* Begin EXTRACTED MATERIAL *

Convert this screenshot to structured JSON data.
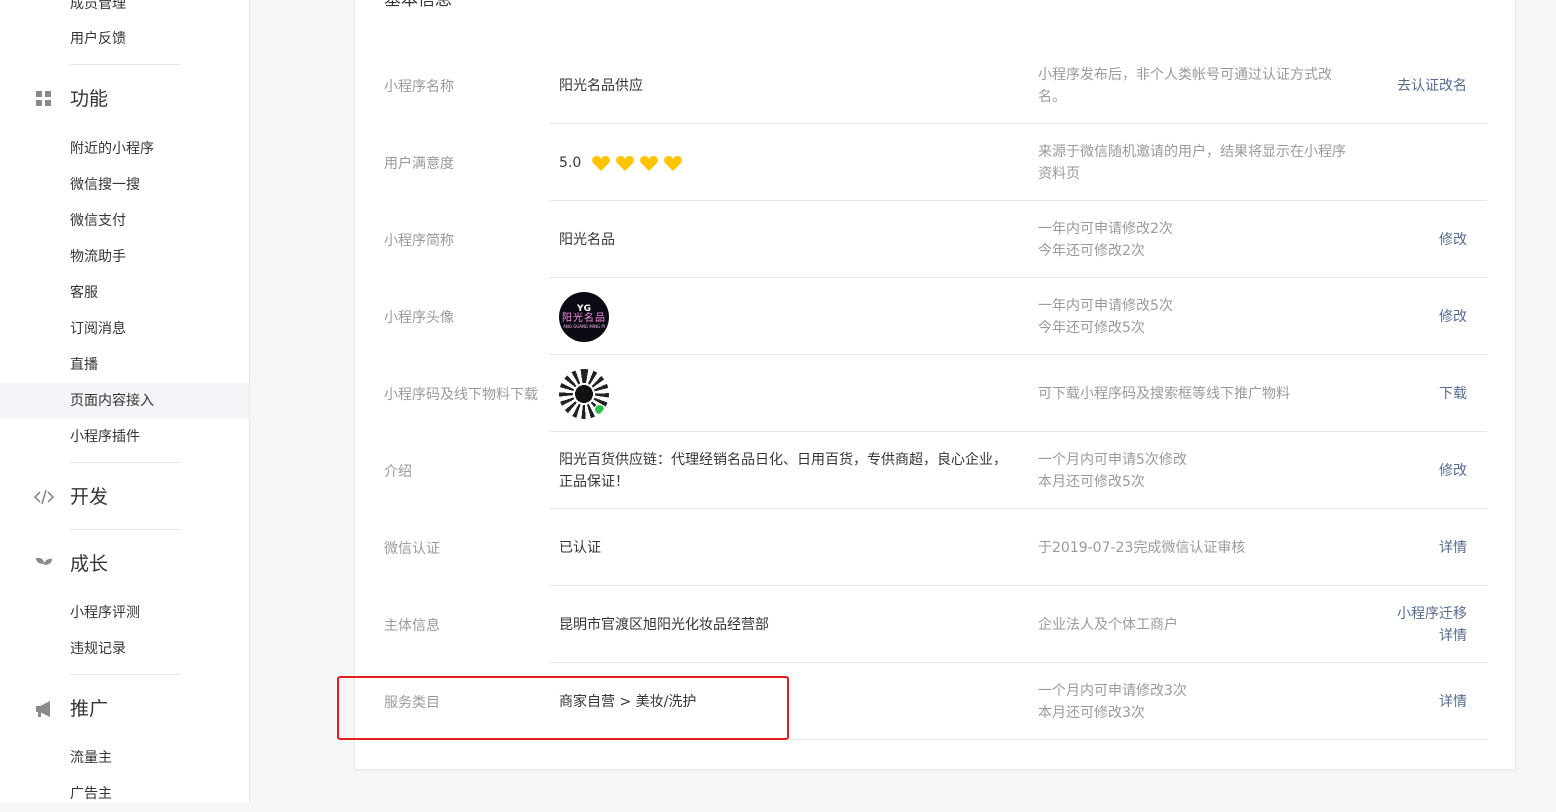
{
  "sidebar": {
    "top_items": [
      "成员管理",
      "用户反馈"
    ],
    "sections": [
      {
        "title": "功能",
        "icon": "grid-icon",
        "items": [
          "附近的小程序",
          "微信搜一搜",
          "微信支付",
          "物流助手",
          "客服",
          "订阅消息",
          "直播",
          "页面内容接入",
          "小程序插件"
        ]
      },
      {
        "title": "开发",
        "icon": "code-icon",
        "items": []
      },
      {
        "title": "成长",
        "icon": "sprout-icon",
        "items": [
          "小程序评测",
          "违规记录"
        ]
      },
      {
        "title": "推广",
        "icon": "megaphone-icon",
        "items": [
          "流量主",
          "广告主"
        ]
      }
    ],
    "active_item": "页面内容接入"
  },
  "main": {
    "section_title": "基本信息",
    "rows": [
      {
        "label": "小程序名称",
        "value": "阳光名品供应",
        "desc": [
          "小程序发布后，非个人类帐号可通过认证方式改",
          "名。"
        ],
        "actions": [
          "去认证改名"
        ]
      },
      {
        "label": "用户满意度",
        "value": "5.0",
        "rating": 4,
        "desc": [
          "来源于微信随机邀请的用户，结果将显示在小程序",
          "资料页"
        ],
        "actions": []
      },
      {
        "label": "小程序简称",
        "value": "阳光名品",
        "desc": [
          "一年内可申请修改2次",
          "今年还可修改2次"
        ],
        "actions": [
          "修改"
        ]
      },
      {
        "label": "小程序头像",
        "avatar": {
          "top": "YG",
          "main": "阳光名品",
          "sub": "ANG GUANG MING PI"
        },
        "desc": [
          "一年内可申请修改5次",
          "今年还可修改5次"
        ],
        "actions": [
          "修改"
        ]
      },
      {
        "label": "小程序码及线下物料下载",
        "desc": [
          "可下载小程序码及搜索框等线下推广物料"
        ],
        "actions": [
          "下载"
        ]
      },
      {
        "label": "介绍",
        "value": "阳光百货供应链：代理经销名品日化、日用百货，专供商超，良心企业，正品保证！",
        "desc": [
          "一个月内可申请5次修改",
          "本月还可修改5次"
        ],
        "actions": [
          "修改"
        ]
      },
      {
        "label": "微信认证",
        "value": "已认证",
        "desc": [
          "于2019-07-23完成微信认证审核"
        ],
        "actions": [
          "详情"
        ]
      },
      {
        "label": "主体信息",
        "value": "昆明市官渡区旭阳光化妆品经营部",
        "desc": [
          "企业法人及个体工商户"
        ],
        "actions": [
          "小程序迁移",
          "详情"
        ]
      },
      {
        "label": "服务类目",
        "value": "商家自营 > 美妆/洗护",
        "desc": [
          "一个月内可申请修改3次",
          "本月还可修改3次"
        ],
        "actions": [
          "详情"
        ]
      }
    ]
  },
  "colors": {
    "link": "#576b95",
    "label": "#9a9a9a",
    "heart": "#ffc300",
    "highlight": "#e61e1e"
  }
}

* End EXTRACTED MATERIAL *

WHAT IS EXPECTED:
Leave out the pictures and return every record word for word.

PROBLEM SOLUTION:
Convert this screenshot to structured JSON data.
{
  "sidebar": {
    "top_items": [
      "成员管理",
      "用户反馈"
    ],
    "sections": [
      {
        "title": "功能",
        "icon": "grid-icon",
        "items": [
          "附近的小程序",
          "微信搜一搜",
          "微信支付",
          "物流助手",
          "客服",
          "订阅消息",
          "直播",
          "页面内容接入",
          "小程序插件"
        ]
      },
      {
        "title": "开发",
        "icon": "code-icon",
        "items": []
      },
      {
        "title": "成长",
        "icon": "sprout-icon",
        "items": [
          "小程序评测",
          "违规记录"
        ]
      },
      {
        "title": "推广",
        "icon": "megaphone-icon",
        "items": [
          "流量主",
          "广告主"
        ]
      }
    ],
    "active_item": "页面内容接入"
  },
  "main": {
    "section_title": "基本信息",
    "rows": [
      {
        "label": "小程序名称",
        "value": "阳光名品供应",
        "desc": [
          "小程序发布后，非个人类帐号可通过认证方式改",
          "名。"
        ],
        "actions": [
          "去认证改名"
        ]
      },
      {
        "label": "用户满意度",
        "value": "5.0",
        "rating": 4,
        "desc": [
          "来源于微信随机邀请的用户，结果将显示在小程序",
          "资料页"
        ],
        "actions": []
      },
      {
        "label": "小程序简称",
        "value": "阳光名品",
        "desc": [
          "一年内可申请修改2次",
          "今年还可修改2次"
        ],
        "actions": [
          "修改"
        ]
      },
      {
        "label": "小程序头像",
        "avatar": {
          "top": "YG",
          "main": "阳光名品",
          "sub": "ANG GUANG MING PI"
        },
        "desc": [
          "一年内可申请修改5次",
          "今年还可修改5次"
        ],
        "actions": [
          "修改"
        ]
      },
      {
        "label": "小程序码及线下物料下载",
        "desc": [
          "可下载小程序码及搜索框等线下推广物料"
        ],
        "actions": [
          "下载"
        ]
      },
      {
        "label": "介绍",
        "value": "阳光百货供应链：代理经销名品日化、日用百货，专供商超，良心企业，正品保证！",
        "desc": [
          "一个月内可申请5次修改",
          "本月还可修改5次"
        ],
        "actions": [
          "修改"
        ]
      },
      {
        "label": "微信认证",
        "value": "已认证",
        "desc": [
          "于2019-07-23完成微信认证审核"
        ],
        "actions": [
          "详情"
        ]
      },
      {
        "label": "主体信息",
        "value": "昆明市官渡区旭阳光化妆品经营部",
        "desc": [
          "企业法人及个体工商户"
        ],
        "actions": [
          "小程序迁移",
          "详情"
        ]
      },
      {
        "label": "服务类目",
        "value": "商家自营 > 美妆/洗护",
        "desc": [
          "一个月内可申请修改3次",
          "本月还可修改3次"
        ],
        "actions": [
          "详情"
        ]
      }
    ]
  },
  "colors": {
    "link": "#576b95",
    "label": "#9a9a9a",
    "heart": "#ffc300",
    "highlight": "#e61e1e"
  }
}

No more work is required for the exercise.